## Task
Copy out all the records, word for word.

++++

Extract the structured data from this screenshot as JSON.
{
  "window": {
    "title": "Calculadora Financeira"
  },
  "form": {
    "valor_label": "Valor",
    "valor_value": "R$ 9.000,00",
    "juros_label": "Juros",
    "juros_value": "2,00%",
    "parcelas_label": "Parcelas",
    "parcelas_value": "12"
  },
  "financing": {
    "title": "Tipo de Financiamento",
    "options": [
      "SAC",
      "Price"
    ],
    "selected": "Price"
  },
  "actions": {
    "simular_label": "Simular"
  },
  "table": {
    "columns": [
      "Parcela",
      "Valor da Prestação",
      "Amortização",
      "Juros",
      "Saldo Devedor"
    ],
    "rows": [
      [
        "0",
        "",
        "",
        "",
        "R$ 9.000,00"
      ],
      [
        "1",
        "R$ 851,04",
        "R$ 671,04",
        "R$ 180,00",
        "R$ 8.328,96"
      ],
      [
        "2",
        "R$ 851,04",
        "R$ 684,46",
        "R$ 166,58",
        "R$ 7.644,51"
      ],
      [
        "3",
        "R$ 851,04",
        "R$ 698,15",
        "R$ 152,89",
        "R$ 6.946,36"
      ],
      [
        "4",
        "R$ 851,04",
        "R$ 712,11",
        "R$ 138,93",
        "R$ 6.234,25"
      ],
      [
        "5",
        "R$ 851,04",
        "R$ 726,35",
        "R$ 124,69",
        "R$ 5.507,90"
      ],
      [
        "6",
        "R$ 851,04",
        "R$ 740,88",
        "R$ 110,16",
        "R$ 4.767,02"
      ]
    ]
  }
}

++++

## Solved problem
Extract the structured data from this screenshot as JSON.
{
  "window": {
    "title": "Calculadora Financeira"
  },
  "form": {
    "valor_label": "Valor",
    "valor_value": "R$ 9.000,00",
    "juros_label": "Juros",
    "juros_value": "2,00%",
    "parcelas_label": "Parcelas",
    "parcelas_value": "12"
  },
  "financing": {
    "title": "Tipo de Financiamento",
    "options": [
      "SAC",
      "Price"
    ],
    "selected": "Price"
  },
  "actions": {
    "simular_label": "Simular"
  },
  "table": {
    "columns": [
      "Parcela",
      "Valor da Prestação",
      "Amortização",
      "Juros",
      "Saldo Devedor"
    ],
    "rows": [
      [
        "0",
        "",
        "",
        "",
        "R$ 9.000,00"
      ],
      [
        "1",
        "R$ 851,04",
        "R$ 671,04",
        "R$ 180,00",
        "R$ 8.328,96"
      ],
      [
        "2",
        "R$ 851,04",
        "R$ 684,46",
        "R$ 166,58",
        "R$ 7.644,51"
      ],
      [
        "3",
        "R$ 851,04",
        "R$ 698,15",
        "R$ 152,89",
        "R$ 6.946,36"
      ],
      [
        "4",
        "R$ 851,04",
        "R$ 712,11",
        "R$ 138,93",
        "R$ 6.234,25"
      ],
      [
        "5",
        "R$ 851,04",
        "R$ 726,35",
        "R$ 124,69",
        "R$ 5.507,90"
      ],
      [
        "6",
        "R$ 851,04",
        "R$ 740,88",
        "R$ 110,16",
        "R$ 4.767,02"
      ]
    ]
  }
}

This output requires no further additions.